Aim →
Gather each line in the entries that includes the string "square".

================================

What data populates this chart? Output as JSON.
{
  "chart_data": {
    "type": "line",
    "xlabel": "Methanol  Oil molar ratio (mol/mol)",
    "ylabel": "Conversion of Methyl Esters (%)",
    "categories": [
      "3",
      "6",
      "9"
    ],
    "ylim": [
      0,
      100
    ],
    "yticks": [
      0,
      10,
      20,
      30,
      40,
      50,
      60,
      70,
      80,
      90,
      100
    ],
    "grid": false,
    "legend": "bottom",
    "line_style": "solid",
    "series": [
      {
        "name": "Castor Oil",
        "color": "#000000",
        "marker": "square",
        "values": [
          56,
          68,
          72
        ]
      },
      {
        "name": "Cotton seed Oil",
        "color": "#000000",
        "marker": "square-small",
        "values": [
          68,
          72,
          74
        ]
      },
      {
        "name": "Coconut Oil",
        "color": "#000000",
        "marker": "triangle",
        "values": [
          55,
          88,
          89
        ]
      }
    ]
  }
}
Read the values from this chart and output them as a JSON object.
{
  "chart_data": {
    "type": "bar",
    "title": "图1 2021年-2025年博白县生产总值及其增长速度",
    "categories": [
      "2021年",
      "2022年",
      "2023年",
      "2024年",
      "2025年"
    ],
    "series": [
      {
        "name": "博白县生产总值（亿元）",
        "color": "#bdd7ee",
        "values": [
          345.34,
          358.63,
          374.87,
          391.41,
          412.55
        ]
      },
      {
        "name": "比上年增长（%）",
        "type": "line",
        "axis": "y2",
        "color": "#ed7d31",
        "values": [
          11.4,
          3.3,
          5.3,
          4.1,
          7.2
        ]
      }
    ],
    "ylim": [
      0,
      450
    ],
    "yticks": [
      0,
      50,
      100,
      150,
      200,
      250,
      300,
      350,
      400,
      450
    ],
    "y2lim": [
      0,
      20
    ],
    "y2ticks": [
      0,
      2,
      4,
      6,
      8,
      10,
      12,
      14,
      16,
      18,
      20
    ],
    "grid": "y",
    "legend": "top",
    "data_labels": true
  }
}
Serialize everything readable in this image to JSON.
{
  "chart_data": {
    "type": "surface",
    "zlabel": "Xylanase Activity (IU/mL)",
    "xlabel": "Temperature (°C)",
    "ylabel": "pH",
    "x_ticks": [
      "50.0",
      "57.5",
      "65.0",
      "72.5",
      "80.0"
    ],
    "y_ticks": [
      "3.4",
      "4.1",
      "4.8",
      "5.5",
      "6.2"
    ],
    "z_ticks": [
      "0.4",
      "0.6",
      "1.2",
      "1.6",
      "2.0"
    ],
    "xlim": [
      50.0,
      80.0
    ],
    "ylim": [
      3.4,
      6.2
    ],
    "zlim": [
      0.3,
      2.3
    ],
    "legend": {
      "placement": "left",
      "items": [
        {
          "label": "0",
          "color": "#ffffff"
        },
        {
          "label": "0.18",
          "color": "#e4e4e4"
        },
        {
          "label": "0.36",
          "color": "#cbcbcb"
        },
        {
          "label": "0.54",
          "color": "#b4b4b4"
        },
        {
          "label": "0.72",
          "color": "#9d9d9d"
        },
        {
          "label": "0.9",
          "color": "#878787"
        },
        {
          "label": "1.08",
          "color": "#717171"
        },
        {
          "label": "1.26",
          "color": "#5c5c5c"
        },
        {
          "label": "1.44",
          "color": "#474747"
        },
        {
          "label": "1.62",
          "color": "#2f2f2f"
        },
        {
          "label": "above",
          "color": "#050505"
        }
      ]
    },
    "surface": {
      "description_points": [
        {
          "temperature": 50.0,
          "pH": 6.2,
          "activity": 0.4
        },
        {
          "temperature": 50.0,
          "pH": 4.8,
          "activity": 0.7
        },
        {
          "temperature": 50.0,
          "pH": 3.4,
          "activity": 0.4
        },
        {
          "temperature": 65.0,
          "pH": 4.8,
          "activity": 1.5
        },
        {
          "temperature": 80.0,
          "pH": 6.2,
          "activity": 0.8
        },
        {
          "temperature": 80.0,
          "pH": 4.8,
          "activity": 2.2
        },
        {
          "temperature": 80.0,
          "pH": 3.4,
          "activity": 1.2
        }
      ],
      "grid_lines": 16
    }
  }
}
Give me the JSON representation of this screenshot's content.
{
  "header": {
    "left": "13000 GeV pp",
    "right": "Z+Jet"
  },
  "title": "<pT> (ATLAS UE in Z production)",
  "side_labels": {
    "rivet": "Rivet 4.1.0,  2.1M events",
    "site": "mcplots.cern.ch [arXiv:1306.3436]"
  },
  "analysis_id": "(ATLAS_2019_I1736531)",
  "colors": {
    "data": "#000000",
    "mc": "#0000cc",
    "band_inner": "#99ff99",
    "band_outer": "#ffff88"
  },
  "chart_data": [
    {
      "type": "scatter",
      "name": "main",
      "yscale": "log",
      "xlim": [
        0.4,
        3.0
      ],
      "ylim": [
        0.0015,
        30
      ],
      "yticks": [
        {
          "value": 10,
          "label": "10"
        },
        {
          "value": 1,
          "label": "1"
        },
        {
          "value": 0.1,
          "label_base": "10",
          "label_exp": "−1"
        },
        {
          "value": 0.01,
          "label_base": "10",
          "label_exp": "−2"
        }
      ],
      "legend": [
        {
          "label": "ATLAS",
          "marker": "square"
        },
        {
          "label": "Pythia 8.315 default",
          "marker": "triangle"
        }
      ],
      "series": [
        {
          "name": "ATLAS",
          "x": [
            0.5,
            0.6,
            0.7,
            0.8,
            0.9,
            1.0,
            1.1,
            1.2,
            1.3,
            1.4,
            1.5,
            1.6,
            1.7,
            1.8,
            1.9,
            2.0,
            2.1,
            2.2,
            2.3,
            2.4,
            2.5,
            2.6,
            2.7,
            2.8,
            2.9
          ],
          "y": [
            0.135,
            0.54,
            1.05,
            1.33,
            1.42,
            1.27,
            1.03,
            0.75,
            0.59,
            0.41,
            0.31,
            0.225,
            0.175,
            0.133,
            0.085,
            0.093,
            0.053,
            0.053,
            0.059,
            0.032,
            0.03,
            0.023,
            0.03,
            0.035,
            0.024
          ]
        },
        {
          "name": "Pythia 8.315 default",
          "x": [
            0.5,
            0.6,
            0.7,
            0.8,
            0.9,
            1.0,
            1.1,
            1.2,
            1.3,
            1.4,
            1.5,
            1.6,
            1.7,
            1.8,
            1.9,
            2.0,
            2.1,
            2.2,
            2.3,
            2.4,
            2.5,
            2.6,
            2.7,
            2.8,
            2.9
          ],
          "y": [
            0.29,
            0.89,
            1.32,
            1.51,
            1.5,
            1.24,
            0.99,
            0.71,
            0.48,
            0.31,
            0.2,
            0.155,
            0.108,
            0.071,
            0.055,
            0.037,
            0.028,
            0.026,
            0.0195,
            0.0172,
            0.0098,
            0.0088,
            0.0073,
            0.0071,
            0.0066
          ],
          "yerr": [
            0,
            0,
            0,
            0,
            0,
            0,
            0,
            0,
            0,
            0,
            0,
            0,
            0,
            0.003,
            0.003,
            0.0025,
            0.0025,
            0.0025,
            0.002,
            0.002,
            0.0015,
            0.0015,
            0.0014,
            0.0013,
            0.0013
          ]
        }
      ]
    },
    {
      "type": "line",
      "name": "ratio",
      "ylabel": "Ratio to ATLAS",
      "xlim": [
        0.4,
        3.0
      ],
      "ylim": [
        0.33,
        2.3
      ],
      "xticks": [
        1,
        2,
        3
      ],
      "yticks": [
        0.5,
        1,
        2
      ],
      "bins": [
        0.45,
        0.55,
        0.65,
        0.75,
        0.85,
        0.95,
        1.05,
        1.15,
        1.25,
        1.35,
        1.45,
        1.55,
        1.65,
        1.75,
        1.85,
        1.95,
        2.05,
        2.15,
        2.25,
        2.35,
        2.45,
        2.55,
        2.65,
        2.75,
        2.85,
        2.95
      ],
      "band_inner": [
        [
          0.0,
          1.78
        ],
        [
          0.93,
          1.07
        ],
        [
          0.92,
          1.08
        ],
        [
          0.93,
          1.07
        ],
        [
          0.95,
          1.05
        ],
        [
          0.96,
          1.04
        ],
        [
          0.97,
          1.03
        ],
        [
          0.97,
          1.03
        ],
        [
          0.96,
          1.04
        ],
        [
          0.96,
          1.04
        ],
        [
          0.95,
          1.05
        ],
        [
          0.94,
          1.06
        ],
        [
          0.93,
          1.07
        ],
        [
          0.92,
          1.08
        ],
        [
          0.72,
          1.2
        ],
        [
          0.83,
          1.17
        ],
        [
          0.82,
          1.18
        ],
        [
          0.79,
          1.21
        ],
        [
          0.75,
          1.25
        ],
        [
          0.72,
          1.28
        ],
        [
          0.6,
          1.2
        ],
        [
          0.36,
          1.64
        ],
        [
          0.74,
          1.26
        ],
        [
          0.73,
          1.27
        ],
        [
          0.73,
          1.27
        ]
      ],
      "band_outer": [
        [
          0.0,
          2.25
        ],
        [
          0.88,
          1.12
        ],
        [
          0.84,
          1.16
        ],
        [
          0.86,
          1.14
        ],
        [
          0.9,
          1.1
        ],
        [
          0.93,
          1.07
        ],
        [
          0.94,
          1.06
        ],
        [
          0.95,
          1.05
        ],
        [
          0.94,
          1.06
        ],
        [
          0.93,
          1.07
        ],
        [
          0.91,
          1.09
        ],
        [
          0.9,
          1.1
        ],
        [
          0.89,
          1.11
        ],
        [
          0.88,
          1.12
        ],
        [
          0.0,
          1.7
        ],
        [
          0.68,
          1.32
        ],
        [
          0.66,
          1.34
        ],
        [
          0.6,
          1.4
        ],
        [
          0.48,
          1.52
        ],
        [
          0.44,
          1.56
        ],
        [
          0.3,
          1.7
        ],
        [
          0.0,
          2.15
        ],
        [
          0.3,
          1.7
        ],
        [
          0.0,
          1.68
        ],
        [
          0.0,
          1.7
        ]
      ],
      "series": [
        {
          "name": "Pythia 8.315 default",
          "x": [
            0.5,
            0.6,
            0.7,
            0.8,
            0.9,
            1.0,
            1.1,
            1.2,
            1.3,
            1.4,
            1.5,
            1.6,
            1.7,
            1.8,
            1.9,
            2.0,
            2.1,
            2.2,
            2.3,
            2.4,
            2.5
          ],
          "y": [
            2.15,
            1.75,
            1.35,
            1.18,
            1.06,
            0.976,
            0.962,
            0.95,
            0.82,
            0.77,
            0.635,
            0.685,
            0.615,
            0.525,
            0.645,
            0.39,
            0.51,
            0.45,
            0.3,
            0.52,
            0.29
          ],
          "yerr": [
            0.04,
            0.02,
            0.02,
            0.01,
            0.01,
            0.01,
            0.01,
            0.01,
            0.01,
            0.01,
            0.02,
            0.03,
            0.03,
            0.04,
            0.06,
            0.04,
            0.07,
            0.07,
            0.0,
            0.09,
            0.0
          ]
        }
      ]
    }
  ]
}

================================

Problem solution →
        "marker": "square",
        "marker": "square-small",
          "marker": "square"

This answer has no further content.